• _THE REQUEST_
Copy everything from the line containing "1277, 123, 1311]" down to the line containing "78, 596, 102]", substituting "bill-total" for "bill-amount" and leaving the rest unchanged.

┌──

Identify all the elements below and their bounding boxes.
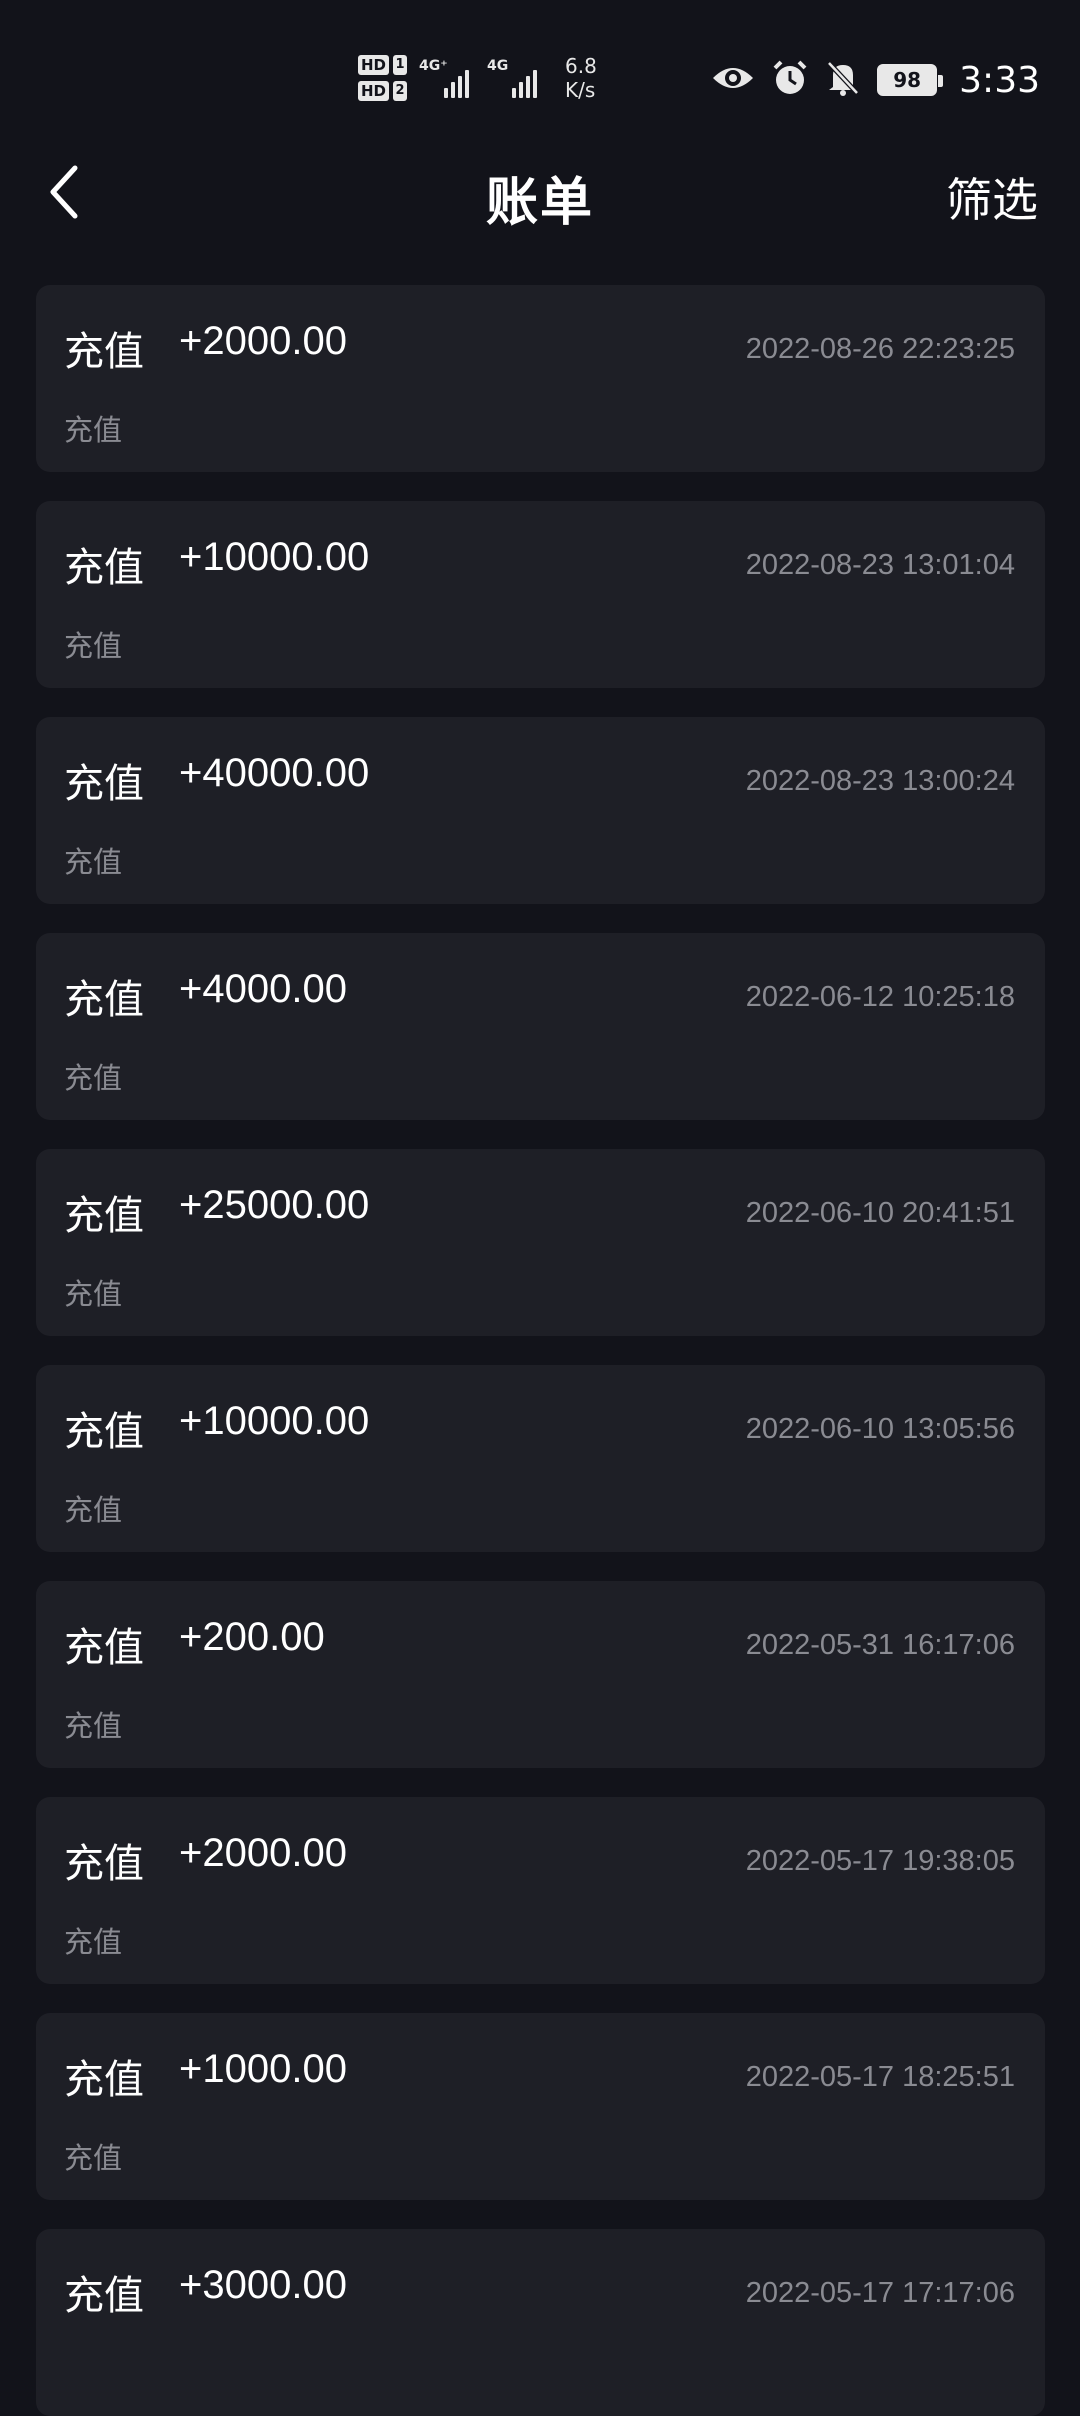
bill-description: 充值	[64, 1277, 123, 1311]
system-status: 98 3:33	[711, 50, 1040, 110]
bell-muted-icon	[825, 59, 861, 101]
bill-amount: +40000.00	[179, 751, 370, 795]
bill-amount: +4000.00	[179, 967, 347, 1011]
bill-item[interactable]: 充值 +3000.00 2022-05-17 17:17:06	[36, 2229, 1045, 2416]
eye-icon	[711, 62, 755, 98]
bill-item[interactable]: 充值 +2000.00 2022-05-17 19:38:05 充值	[36, 1797, 1045, 1984]
bill-item[interactable]: 充值 +25000.00 2022-06-10 20:41:51 充值	[36, 1149, 1045, 1336]
bill-amount: +2000.00	[179, 1831, 347, 1875]
bill-time: 2022-06-10 20:41:51	[745, 1197, 1015, 1229]
bill-item[interactable]: 充值 +200.00 2022-05-31 16:17:06 充值	[36, 1581, 1045, 1768]
bill-item[interactable]: 充值 +2000.00 2022-08-26 22:23:25 充值	[36, 285, 1045, 472]
speed-unit: K/s	[565, 78, 596, 102]
bill-list: 充值 +2000.00 2022-08-26 22:23:25 充值 充值 +10000.…	[36, 285, 1045, 2416]
bill-description: 充值	[64, 1925, 123, 1959]
network-status: HD 1 HD 2 4G⁺ 4G 6.8 K/s	[358, 48, 597, 108]
filter-button[interactable]: 筛选	[946, 164, 1038, 230]
bill-description: 充值	[64, 629, 123, 663]
network-type-label: 4G	[487, 58, 509, 74]
clock: 3:33	[959, 59, 1040, 101]
bill-type: 充值	[64, 1841, 144, 1887]
bill-type: 充值	[64, 1409, 144, 1455]
bill-time: 2022-08-23 13:01:04	[745, 549, 1015, 581]
navigation-bar: 账单 筛选	[0, 150, 1080, 280]
bill-type: 充值	[64, 545, 144, 591]
bill-amount: +2000.00	[179, 319, 347, 363]
bill-time: 2022-05-17 17:17:06	[745, 2277, 1015, 2309]
hd-badge: HD	[358, 81, 390, 101]
bill-amount: +3000.00	[179, 2263, 347, 2307]
bill-type: 充值	[64, 2057, 144, 2103]
sim-1-indicator: HD 1	[358, 55, 408, 75]
bill-item[interactable]: 充值 +10000.00 2022-08-23 13:01:04 充值	[36, 501, 1045, 688]
bill-item[interactable]: 充值 +10000.00 2022-06-10 13:05:56 充值	[36, 1365, 1045, 1552]
bill-item[interactable]: 充值 +1000.00 2022-05-17 18:25:51 充值	[36, 2013, 1045, 2200]
bill-time: 2022-06-12 10:25:18	[745, 981, 1015, 1013]
bill-item[interactable]: 充值 +40000.00 2022-08-23 13:00:24 充值	[36, 717, 1045, 904]
bill-amount: +10000.00	[179, 535, 370, 579]
signal-2-icon: 4G	[487, 58, 543, 98]
signal-1-icon: 4G⁺	[419, 58, 475, 98]
network-type-label: 4G⁺	[419, 58, 448, 74]
bill-item[interactable]: 充值 +4000.00 2022-06-12 10:25:18 充值	[36, 933, 1045, 1120]
speed-value: 6.8	[565, 54, 597, 78]
bill-description: 充值	[64, 2141, 123, 2175]
bill-time: 2022-08-26 22:23:25	[745, 333, 1015, 365]
bill-amount: +10000.00	[179, 1399, 370, 1443]
status-bar: HD 1 HD 2 4G⁺ 4G 6.8 K/s 98 3:33	[0, 0, 1080, 150]
bill-time: 2022-06-10 13:05:56	[745, 1413, 1015, 1445]
bill-type: 充值	[64, 329, 144, 375]
bill-description: 充值	[64, 1061, 123, 1095]
battery-level: 98	[893, 68, 922, 92]
bill-time: 2022-08-23 13:00:24	[745, 765, 1015, 797]
battery-icon: 98	[877, 64, 944, 96]
bill-amount: +200.00	[179, 1615, 325, 1659]
sim-number: 1	[393, 55, 408, 75]
bill-type: 充值	[64, 761, 144, 807]
sim-indicators: HD 1 HD 2	[358, 55, 408, 101]
bill-time: 2022-05-31 16:17:06	[745, 1629, 1015, 1661]
bill-description: 充值	[64, 845, 123, 879]
sim-2-indicator: HD 2	[358, 81, 408, 101]
sim-number: 2	[393, 81, 408, 101]
page-title: 账单	[485, 173, 594, 233]
bill-type: 充值	[64, 1625, 144, 1671]
bill-time: 2022-05-17 18:25:51	[745, 2061, 1015, 2093]
bill-type: 充值	[64, 2273, 144, 2319]
bill-type: 充值	[64, 1193, 144, 1239]
bill-amount: +25000.00	[179, 1183, 370, 1227]
bill-amount: +1000.00	[179, 2047, 347, 2091]
alarm-icon	[771, 59, 809, 101]
bill-time: 2022-05-17 19:38:05	[745, 1845, 1015, 1877]
bill-description: 充值	[64, 1709, 123, 1743]
bill-description: 充值	[64, 1493, 123, 1527]
hd-badge: HD	[358, 55, 390, 75]
bill-type: 充值	[64, 977, 144, 1023]
bill-description: 充值	[64, 413, 123, 447]
network-speed: 6.8 K/s	[565, 54, 597, 102]
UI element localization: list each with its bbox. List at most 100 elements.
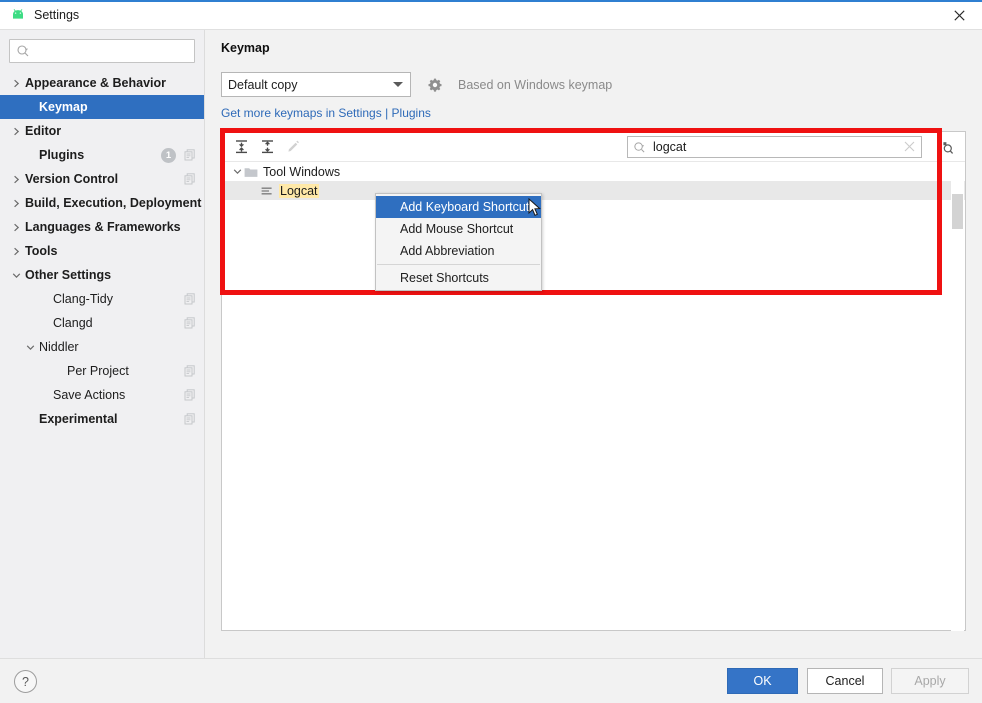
copy-settings-icon[interactable]	[184, 173, 196, 185]
collapse-all-icon[interactable]	[254, 135, 280, 159]
sidebar-item-label: Languages & Frameworks	[25, 220, 181, 234]
keymap-search-box[interactable]	[627, 136, 922, 158]
settings-content: Keymap Default copy Based on Windows key…	[206, 30, 982, 658]
close-icon[interactable]	[936, 1, 982, 29]
sidebar-item-per-project[interactable]: Per Project	[0, 359, 204, 383]
sidebar-item-label: Other Settings	[25, 268, 112, 282]
keymap-select-value: Default copy	[228, 77, 298, 92]
sidebar-item-label: Keymap	[39, 100, 88, 114]
context-menu-item-add-keyboard-shortcut[interactable]: Add Keyboard Shortcut	[376, 196, 541, 218]
sidebar-item-label: Clang-Tidy	[53, 292, 113, 306]
sidebar-item-clang-tidy[interactable]: Clang-Tidy	[0, 287, 204, 311]
folder-icon	[244, 166, 258, 178]
sidebar-item-appearance-behavior[interactable]: Appearance & Behavior	[0, 71, 204, 95]
sidebar-item-label: Version Control	[25, 172, 119, 186]
cancel-button[interactable]: Cancel	[807, 668, 883, 694]
find-by-shortcut-icon[interactable]	[932, 135, 958, 159]
context-menu-item-add-mouse-shortcut[interactable]: Add Mouse Shortcut	[376, 218, 541, 240]
context-menu-item-reset-shortcuts[interactable]: Reset Shortcuts	[376, 267, 541, 289]
copy-settings-icon[interactable]	[184, 317, 196, 329]
window-accent-line	[0, 0, 982, 2]
chevron-down-icon	[393, 82, 403, 87]
get-more-keymaps-link[interactable]: Get more keymaps in Settings | Plugins	[221, 106, 431, 120]
sidebar-item-languages-frameworks[interactable]: Languages & Frameworks	[0, 215, 204, 239]
sidebar-item-tools[interactable]: Tools	[0, 239, 204, 263]
search-icon	[633, 141, 646, 154]
keymap-node-label: Tool Windows	[263, 164, 341, 179]
keymap-tree: Tool Windows Logcat	[222, 162, 965, 200]
chevron-right-icon[interactable]	[10, 173, 22, 185]
sidebar-item-label: Clangd	[53, 316, 93, 330]
android-icon	[9, 6, 27, 24]
dialog-footer: ? OK Cancel Apply	[0, 658, 982, 703]
keymap-scrollbar-thumb[interactable]	[952, 194, 963, 229]
sidebar-item-label: Niddler	[39, 340, 79, 354]
sidebar-search-box[interactable]	[9, 39, 195, 63]
keymap-action-row[interactable]: Logcat	[222, 181, 965, 200]
sidebar-item-build-execution-deployment[interactable]: Build, Execution, Deployment	[0, 191, 204, 215]
window-titlebar: Settings	[0, 0, 982, 30]
sidebar-item-other-settings[interactable]: Other Settings	[0, 263, 204, 287]
keymap-node-label: Logcat	[279, 183, 319, 198]
chevron-down-icon[interactable]	[24, 341, 36, 353]
clear-x-icon[interactable]	[904, 141, 916, 153]
chevron-right-icon[interactable]	[10, 245, 22, 257]
expand-all-icon[interactable]	[228, 135, 254, 159]
sidebar-item-niddler[interactable]: Niddler	[0, 335, 204, 359]
sidebar-item-label: Tools	[25, 244, 58, 258]
keymap-controls-row: Default copy Based on Windows keymap	[221, 72, 612, 97]
sidebar-item-label: Editor	[25, 124, 62, 138]
keymap-search-input[interactable]	[651, 139, 904, 155]
sidebar-item-label: Build, Execution, Deployment	[25, 196, 202, 210]
ok-button[interactable]: OK	[727, 668, 798, 694]
edit-pencil-icon	[280, 135, 306, 159]
chevron-right-icon[interactable]	[10, 221, 22, 233]
sidebar-item-label: Experimental	[39, 412, 118, 426]
settings-sidebar: Appearance & Behavior Keymap Editor Plugins…	[0, 30, 205, 658]
context-menu-item-add-abbreviation[interactable]: Add Abbreviation	[376, 240, 541, 262]
page-title: Keymap	[221, 41, 270, 55]
sidebar-item-clangd[interactable]: Clangd	[0, 311, 204, 335]
based-on-label: Based on Windows keymap	[458, 77, 613, 92]
sidebar-item-version-control[interactable]: Version Control	[0, 167, 204, 191]
sidebar-item-editor[interactable]: Editor	[0, 119, 204, 143]
search-icon	[16, 44, 30, 58]
sidebar-item-label: Per Project	[67, 364, 129, 378]
chevron-right-icon[interactable]	[10, 77, 22, 89]
sidebar-tree: Appearance & Behavior Keymap Editor Plugins…	[0, 71, 204, 431]
context-menu-separator	[377, 264, 540, 265]
sidebar-item-experimental[interactable]: Experimental	[0, 407, 204, 431]
chevron-down-icon[interactable]	[230, 167, 244, 176]
apply-button: Apply	[891, 668, 969, 694]
sidebar-item-plugins[interactable]: Plugins 1	[0, 143, 204, 167]
chevron-right-icon[interactable]	[10, 197, 22, 209]
action-icon	[260, 185, 274, 197]
sidebar-item-label: Save Actions	[53, 388, 126, 402]
sidebar-item-keymap[interactable]: Keymap	[0, 95, 204, 119]
gear-icon[interactable]	[427, 77, 443, 93]
copy-settings-icon[interactable]	[184, 365, 196, 377]
window-title: Settings	[34, 7, 80, 22]
sidebar-item-label: Plugins	[39, 148, 85, 162]
keymap-group-row[interactable]: Tool Windows	[222, 162, 965, 181]
keymap-scrollbar[interactable]	[951, 163, 964, 631]
copy-settings-icon[interactable]	[184, 413, 196, 425]
copy-settings-icon[interactable]	[184, 293, 196, 305]
chevron-right-icon[interactable]	[10, 125, 22, 137]
copy-settings-icon[interactable]	[184, 389, 196, 401]
chevron-down-icon[interactable]	[10, 269, 22, 281]
keymap-select[interactable]: Default copy	[221, 72, 411, 97]
keymap-context-menu: Add Keyboard Shortcut Add Mouse Shortcut A…	[375, 193, 542, 291]
sidebar-item-badge: 1	[161, 147, 176, 163]
help-button[interactable]: ?	[14, 670, 37, 693]
sidebar-search-input[interactable]	[34, 43, 188, 59]
sidebar-item-save-actions[interactable]: Save Actions	[0, 383, 204, 407]
copy-settings-icon[interactable]	[184, 149, 196, 161]
keymap-toolbar	[222, 132, 965, 162]
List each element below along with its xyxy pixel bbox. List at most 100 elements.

└──

• _SOLUTION BELOW_
bill-description: 充值	[64, 1277, 123, 1311]
system-status: 98 3:33	[711, 50, 1040, 110]
bell-muted-icon	[825, 59, 861, 101]
bill-total: +40000.00	[179, 751, 370, 795]
bill-total: +4000.00	[179, 967, 347, 1011]
bill-item[interactable]: 充值 +3000.00 2022-05-17 17:17:06	[36, 2229, 1045, 2416]
eye-icon	[711, 62, 755, 98]
bill-item[interactable]: 充值 +2000.00 2022-05-17 19:38:05 充值	[36, 1797, 1045, 1984]
bill-item[interactable]: 充值 +25000.00 2022-06-10 20:41:51 充值	[36, 1149, 1045, 1336]
bill-total: +2000.00	[179, 1831, 347, 1875]
bill-time: 2022-06-10 20:41:51	[745, 1197, 1015, 1229]
bill-item[interactable]: 充值 +200.00 2022-05-31 16:17:06 充值	[36, 1581, 1045, 1768]
bill-item[interactable]: 充值 +2000.00 2022-08-26 22:23:25 充值	[36, 285, 1045, 472]
speed-unit: K/s	[565, 78, 596, 102]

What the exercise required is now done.